Give only the lines from the one containing "OCR this image." through the end of the material below, exactly as written.

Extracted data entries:
■ ■ ■

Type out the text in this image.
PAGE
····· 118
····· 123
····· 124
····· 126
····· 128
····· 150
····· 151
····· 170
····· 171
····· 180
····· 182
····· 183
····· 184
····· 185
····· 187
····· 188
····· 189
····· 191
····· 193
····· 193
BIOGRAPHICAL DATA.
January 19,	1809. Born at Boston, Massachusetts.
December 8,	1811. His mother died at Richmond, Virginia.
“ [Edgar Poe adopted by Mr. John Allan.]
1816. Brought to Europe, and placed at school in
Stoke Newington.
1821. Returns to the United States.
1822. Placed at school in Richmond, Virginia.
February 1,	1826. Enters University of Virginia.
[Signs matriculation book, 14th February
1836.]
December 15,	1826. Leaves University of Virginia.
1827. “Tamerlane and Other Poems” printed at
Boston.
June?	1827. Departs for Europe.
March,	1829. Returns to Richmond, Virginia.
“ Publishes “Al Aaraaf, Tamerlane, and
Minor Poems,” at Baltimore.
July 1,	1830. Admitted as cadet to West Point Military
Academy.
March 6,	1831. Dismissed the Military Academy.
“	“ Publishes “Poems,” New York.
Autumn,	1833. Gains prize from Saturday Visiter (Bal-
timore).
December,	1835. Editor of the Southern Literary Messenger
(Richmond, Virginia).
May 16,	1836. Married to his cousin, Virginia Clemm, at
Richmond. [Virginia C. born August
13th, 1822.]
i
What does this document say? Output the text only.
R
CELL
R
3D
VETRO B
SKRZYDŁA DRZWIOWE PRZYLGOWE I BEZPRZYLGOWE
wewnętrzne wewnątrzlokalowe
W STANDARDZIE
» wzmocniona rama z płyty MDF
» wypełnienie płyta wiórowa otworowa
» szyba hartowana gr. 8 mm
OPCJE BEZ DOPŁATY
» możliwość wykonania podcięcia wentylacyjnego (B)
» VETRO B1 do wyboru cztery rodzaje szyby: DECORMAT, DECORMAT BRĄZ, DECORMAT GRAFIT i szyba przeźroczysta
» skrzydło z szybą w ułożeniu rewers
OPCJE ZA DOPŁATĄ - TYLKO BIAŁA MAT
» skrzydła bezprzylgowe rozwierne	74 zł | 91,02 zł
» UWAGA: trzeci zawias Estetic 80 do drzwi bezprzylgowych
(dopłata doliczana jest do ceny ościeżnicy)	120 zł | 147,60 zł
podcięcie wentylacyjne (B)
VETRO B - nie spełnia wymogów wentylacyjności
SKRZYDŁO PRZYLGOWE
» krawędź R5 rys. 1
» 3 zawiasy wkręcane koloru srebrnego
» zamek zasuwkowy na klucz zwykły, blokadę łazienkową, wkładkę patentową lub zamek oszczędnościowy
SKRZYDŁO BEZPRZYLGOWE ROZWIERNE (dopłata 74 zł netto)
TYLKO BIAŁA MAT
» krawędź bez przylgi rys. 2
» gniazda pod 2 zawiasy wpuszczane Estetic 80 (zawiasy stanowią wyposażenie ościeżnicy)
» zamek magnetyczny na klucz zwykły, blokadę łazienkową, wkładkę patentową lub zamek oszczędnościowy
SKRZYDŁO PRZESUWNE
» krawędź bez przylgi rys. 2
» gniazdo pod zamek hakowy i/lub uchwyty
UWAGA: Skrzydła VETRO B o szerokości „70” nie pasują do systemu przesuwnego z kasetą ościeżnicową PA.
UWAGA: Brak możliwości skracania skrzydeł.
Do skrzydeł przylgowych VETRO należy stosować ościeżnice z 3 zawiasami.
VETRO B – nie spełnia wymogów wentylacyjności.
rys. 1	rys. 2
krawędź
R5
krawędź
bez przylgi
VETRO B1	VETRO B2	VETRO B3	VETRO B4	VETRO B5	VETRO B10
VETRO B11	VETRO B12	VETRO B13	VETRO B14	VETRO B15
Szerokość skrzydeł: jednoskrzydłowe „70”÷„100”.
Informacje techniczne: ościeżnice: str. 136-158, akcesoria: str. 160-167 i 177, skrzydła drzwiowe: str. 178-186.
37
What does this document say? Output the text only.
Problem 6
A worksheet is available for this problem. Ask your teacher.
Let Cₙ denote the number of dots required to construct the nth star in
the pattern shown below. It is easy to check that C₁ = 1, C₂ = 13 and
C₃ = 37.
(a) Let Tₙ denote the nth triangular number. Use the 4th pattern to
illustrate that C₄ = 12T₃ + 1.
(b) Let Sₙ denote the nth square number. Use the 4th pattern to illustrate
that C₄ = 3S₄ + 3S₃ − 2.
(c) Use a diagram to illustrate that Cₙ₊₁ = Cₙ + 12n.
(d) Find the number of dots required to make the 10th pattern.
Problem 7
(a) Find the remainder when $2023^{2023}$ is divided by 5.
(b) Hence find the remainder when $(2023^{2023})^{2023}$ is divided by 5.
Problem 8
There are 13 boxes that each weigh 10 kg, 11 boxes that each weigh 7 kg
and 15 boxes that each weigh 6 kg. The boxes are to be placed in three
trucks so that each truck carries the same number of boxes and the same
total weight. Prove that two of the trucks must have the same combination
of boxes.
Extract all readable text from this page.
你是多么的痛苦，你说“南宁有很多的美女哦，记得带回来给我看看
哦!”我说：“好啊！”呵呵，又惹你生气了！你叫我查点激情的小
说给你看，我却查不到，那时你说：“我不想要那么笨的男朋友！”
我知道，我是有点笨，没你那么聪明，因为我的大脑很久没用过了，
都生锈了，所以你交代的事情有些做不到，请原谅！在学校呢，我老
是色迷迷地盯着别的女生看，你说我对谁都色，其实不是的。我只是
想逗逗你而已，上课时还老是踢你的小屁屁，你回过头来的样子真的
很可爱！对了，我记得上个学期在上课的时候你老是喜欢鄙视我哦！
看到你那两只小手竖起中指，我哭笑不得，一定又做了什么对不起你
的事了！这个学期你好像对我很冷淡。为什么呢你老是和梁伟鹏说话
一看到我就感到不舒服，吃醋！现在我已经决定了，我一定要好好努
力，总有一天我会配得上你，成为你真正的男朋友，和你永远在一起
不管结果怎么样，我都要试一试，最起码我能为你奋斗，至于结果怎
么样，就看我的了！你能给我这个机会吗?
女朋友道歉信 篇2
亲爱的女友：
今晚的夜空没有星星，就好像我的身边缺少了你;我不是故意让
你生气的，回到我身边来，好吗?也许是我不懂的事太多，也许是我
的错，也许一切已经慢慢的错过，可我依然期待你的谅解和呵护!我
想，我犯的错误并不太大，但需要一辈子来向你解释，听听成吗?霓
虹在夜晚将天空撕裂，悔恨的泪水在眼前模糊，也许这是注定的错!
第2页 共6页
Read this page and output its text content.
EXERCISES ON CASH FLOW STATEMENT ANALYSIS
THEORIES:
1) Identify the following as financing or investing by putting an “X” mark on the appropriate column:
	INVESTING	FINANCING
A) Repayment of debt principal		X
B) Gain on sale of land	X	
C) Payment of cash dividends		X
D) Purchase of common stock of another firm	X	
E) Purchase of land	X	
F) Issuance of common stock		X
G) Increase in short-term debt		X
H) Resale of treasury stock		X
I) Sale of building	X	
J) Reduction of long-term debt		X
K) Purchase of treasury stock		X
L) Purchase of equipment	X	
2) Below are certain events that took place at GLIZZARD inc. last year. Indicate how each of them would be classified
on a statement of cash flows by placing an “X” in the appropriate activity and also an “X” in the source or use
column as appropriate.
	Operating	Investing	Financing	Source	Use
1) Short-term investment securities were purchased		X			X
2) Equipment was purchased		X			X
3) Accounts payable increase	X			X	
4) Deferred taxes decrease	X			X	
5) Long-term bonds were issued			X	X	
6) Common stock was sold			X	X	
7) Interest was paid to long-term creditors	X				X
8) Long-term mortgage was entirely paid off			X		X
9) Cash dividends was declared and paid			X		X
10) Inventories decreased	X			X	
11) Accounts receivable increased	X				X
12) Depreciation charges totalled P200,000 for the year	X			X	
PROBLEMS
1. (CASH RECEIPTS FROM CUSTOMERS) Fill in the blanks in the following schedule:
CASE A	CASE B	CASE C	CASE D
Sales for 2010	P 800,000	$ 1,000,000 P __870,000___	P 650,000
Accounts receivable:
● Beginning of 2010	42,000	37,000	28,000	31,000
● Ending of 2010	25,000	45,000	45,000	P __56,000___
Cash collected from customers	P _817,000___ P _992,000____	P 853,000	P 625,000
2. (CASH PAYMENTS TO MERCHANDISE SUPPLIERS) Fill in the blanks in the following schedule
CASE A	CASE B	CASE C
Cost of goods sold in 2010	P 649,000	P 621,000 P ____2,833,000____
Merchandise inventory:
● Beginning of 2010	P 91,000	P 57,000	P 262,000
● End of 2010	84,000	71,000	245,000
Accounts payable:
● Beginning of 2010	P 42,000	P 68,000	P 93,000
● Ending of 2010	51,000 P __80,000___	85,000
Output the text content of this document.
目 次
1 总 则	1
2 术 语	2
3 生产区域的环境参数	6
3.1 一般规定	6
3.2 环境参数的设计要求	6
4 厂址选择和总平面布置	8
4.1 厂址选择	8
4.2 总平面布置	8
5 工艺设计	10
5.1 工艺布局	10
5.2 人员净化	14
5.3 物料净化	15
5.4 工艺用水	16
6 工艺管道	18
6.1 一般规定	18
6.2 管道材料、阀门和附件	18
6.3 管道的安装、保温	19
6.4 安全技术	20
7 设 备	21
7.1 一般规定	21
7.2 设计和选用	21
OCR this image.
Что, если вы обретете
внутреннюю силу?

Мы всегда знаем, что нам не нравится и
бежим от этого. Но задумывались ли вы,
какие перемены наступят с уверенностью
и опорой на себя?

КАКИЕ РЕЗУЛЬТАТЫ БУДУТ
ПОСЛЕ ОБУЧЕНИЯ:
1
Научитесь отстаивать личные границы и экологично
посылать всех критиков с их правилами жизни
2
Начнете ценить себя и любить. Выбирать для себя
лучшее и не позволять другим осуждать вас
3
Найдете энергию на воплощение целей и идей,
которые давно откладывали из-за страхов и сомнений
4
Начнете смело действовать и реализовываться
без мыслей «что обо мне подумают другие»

■ ■ ■

• **Answer to the problem**:
OCR this image.
Что, если вы обретете
внутреннюю силу?

Мы всегда знаем, что нам не нравится и
бежим от этого. Но задумывались ли вы,
какие перемены наступят с уверенностью
и опорой на себя?

КАКИЕ РЕЗУЛЬТАТЫ БУДУТ
ПОСЛЕ ОБУЧЕНИЯ:
1
Научитесь отстаивать личные границы и экологично
посылать всех критиков с их правилами жизни
2
Начнете ценить себя и любить. Выбирать для себя
лучшее и не позволять другим осуждать вас
3
Найдете энергию на воплощение целей и идей,
которые давно откладывали из-за страхов и сомнений
4
Начнете смело действовать и реализовываться
без мыслей «что обо мне подумают другие»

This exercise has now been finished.